| Short exercise |
All entries below need to be written out exactly, but without their pictures.

** Begin Record set **

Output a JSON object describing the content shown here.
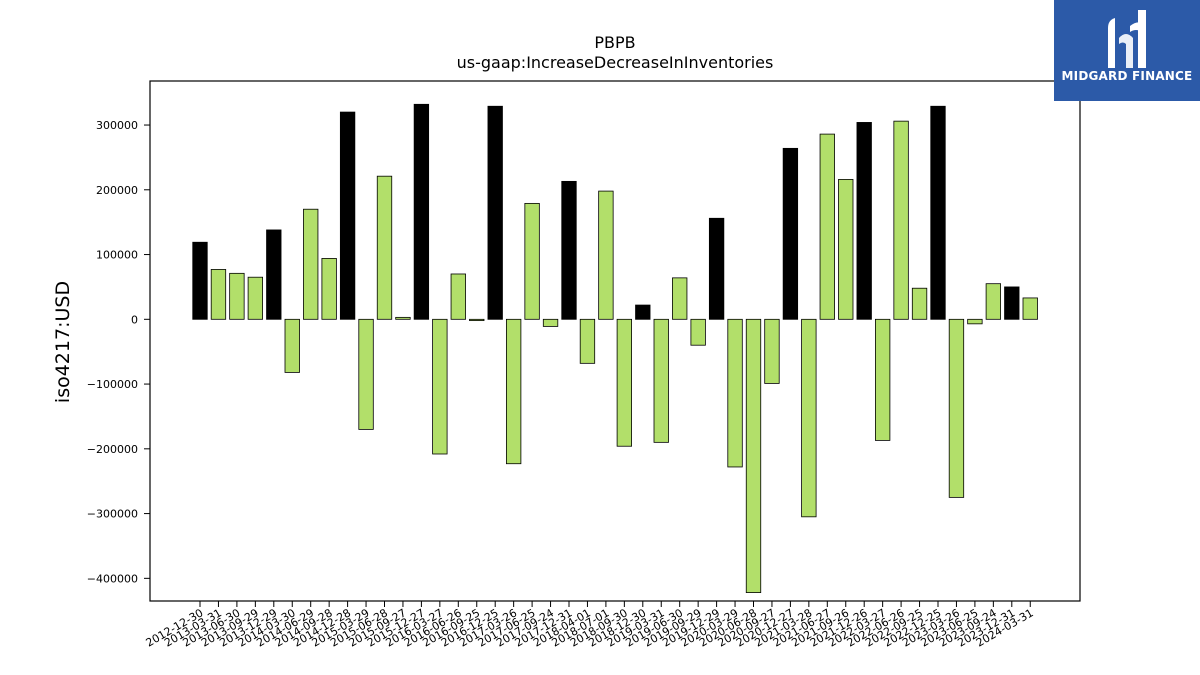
{
  "chart_data": {
    "type": "bar",
    "title": "PBPB",
    "subtitle": "us-gaap:IncreaseDecreaseInInventories",
    "xlabel": "",
    "ylabel": "iso4217:USD",
    "ylim": [
      -435000,
      368000
    ],
    "yticks": [
      -400000,
      -300000,
      -200000,
      -100000,
      0,
      100000,
      200000,
      300000
    ],
    "grid": false,
    "colors": {
      "annual": "#000000",
      "quarterly": "#b2df6a",
      "edge": "#000000"
    },
    "categories": [
      "2012-12-30",
      "2013-03-31",
      "2013-06-30",
      "2013-09-29",
      "2013-12-29",
      "2014-03-30",
      "2014-06-29",
      "2014-09-28",
      "2014-12-28",
      "2015-03-29",
      "2015-06-28",
      "2015-09-27",
      "2015-12-27",
      "2016-03-27",
      "2016-06-26",
      "2016-09-25",
      "2016-12-25",
      "2017-03-26",
      "2017-06-25",
      "2017-09-24",
      "2017-12-31",
      "2018-04-01",
      "2018-07-01",
      "2018-09-30",
      "2018-12-30",
      "2019-03-31",
      "2019-06-30",
      "2019-09-29",
      "2019-12-29",
      "2020-03-29",
      "2020-06-28",
      "2020-09-27",
      "2020-12-27",
      "2021-03-28",
      "2021-06-27",
      "2021-09-26",
      "2021-12-26",
      "2022-03-27",
      "2022-06-26",
      "2022-09-25",
      "2022-12-25",
      "2023-03-26",
      "2023-06-25",
      "2023-09-24",
      "2023-12-31",
      "2024-03-31"
    ],
    "values": [
      119000,
      77000,
      71000,
      65000,
      138000,
      -82000,
      170000,
      94000,
      320000,
      -170000,
      221000,
      3000,
      332000,
      -208000,
      70000,
      -2000,
      329000,
      -223000,
      179000,
      -11000,
      213000,
      -68000,
      198000,
      -196000,
      22000,
      -190000,
      64000,
      -40000,
      156000,
      -228000,
      -422000,
      -99000,
      264000,
      -305000,
      286000,
      216000,
      304000,
      -187000,
      306000,
      48000,
      329000,
      -275000,
      -7000,
      55000,
      50000,
      33000
    ],
    "bar_kinds": [
      "annual",
      "quarterly",
      "quarterly",
      "quarterly",
      "annual",
      "quarterly",
      "quarterly",
      "quarterly",
      "annual",
      "quarterly",
      "quarterly",
      "quarterly",
      "annual",
      "quarterly",
      "quarterly",
      "quarterly",
      "annual",
      "quarterly",
      "quarterly",
      "quarterly",
      "annual",
      "quarterly",
      "quarterly",
      "quarterly",
      "annual",
      "quarterly",
      "quarterly",
      "quarterly",
      "annual",
      "quarterly",
      "quarterly",
      "quarterly",
      "annual",
      "quarterly",
      "quarterly",
      "quarterly",
      "annual",
      "quarterly",
      "quarterly",
      "quarterly",
      "annual",
      "quarterly",
      "quarterly",
      "quarterly",
      "annual",
      "quarterly"
    ]
  },
  "logo": {
    "text": "MIDGARD FINANCE",
    "background": "#2c5aa8"
  }
}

** End Record set **

| Full response |
Output a JSON object describing the content shown here.
{
  "chart_data": {
    "type": "bar",
    "title": "PBPB",
    "subtitle": "us-gaap:IncreaseDecreaseInInventories",
    "xlabel": "",
    "ylabel": "iso4217:USD",
    "ylim": [
      -435000,
      368000
    ],
    "yticks": [
      -400000,
      -300000,
      -200000,
      -100000,
      0,
      100000,
      200000,
      300000
    ],
    "grid": false,
    "colors": {
      "annual": "#000000",
      "quarterly": "#b2df6a",
      "edge": "#000000"
    },
    "categories": [
      "2012-12-30",
      "2013-03-31",
      "2013-06-30",
      "2013-09-29",
      "2013-12-29",
      "2014-03-30",
      "2014-06-29",
      "2014-09-28",
      "2014-12-28",
      "2015-03-29",
      "2015-06-28",
      "2015-09-27",
      "2015-12-27",
      "2016-03-27",
      "2016-06-26",
      "2016-09-25",
      "2016-12-25",
      "2017-03-26",
      "2017-06-25",
      "2017-09-24",
      "2017-12-31",
      "2018-04-01",
      "2018-07-01",
      "2018-09-30",
      "2018-12-30",
      "2019-03-31",
      "2019-06-30",
      "2019-09-29",
      "2019-12-29",
      "2020-03-29",
      "2020-06-28",
      "2020-09-27",
      "2020-12-27",
      "2021-03-28",
      "2021-06-27",
      "2021-09-26",
      "2021-12-26",
      "2022-03-27",
      "2022-06-26",
      "2022-09-25",
      "2022-12-25",
      "2023-03-26",
      "2023-06-25",
      "2023-09-24",
      "2023-12-31",
      "2024-03-31"
    ],
    "values": [
      119000,
      77000,
      71000,
      65000,
      138000,
      -82000,
      170000,
      94000,
      320000,
      -170000,
      221000,
      3000,
      332000,
      -208000,
      70000,
      -2000,
      329000,
      -223000,
      179000,
      -11000,
      213000,
      -68000,
      198000,
      -196000,
      22000,
      -190000,
      64000,
      -40000,
      156000,
      -228000,
      -422000,
      -99000,
      264000,
      -305000,
      286000,
      216000,
      304000,
      -187000,
      306000,
      48000,
      329000,
      -275000,
      -7000,
      55000,
      50000,
      33000
    ],
    "bar_kinds": [
      "annual",
      "quarterly",
      "quarterly",
      "quarterly",
      "annual",
      "quarterly",
      "quarterly",
      "quarterly",
      "annual",
      "quarterly",
      "quarterly",
      "quarterly",
      "annual",
      "quarterly",
      "quarterly",
      "quarterly",
      "annual",
      "quarterly",
      "quarterly",
      "quarterly",
      "annual",
      "quarterly",
      "quarterly",
      "quarterly",
      "annual",
      "quarterly",
      "quarterly",
      "quarterly",
      "annual",
      "quarterly",
      "quarterly",
      "quarterly",
      "annual",
      "quarterly",
      "quarterly",
      "quarterly",
      "annual",
      "quarterly",
      "quarterly",
      "quarterly",
      "annual",
      "quarterly",
      "quarterly",
      "quarterly",
      "annual",
      "quarterly"
    ]
  },
  "logo": {
    "text": "MIDGARD FINANCE",
    "background": "#2c5aa8"
  }
}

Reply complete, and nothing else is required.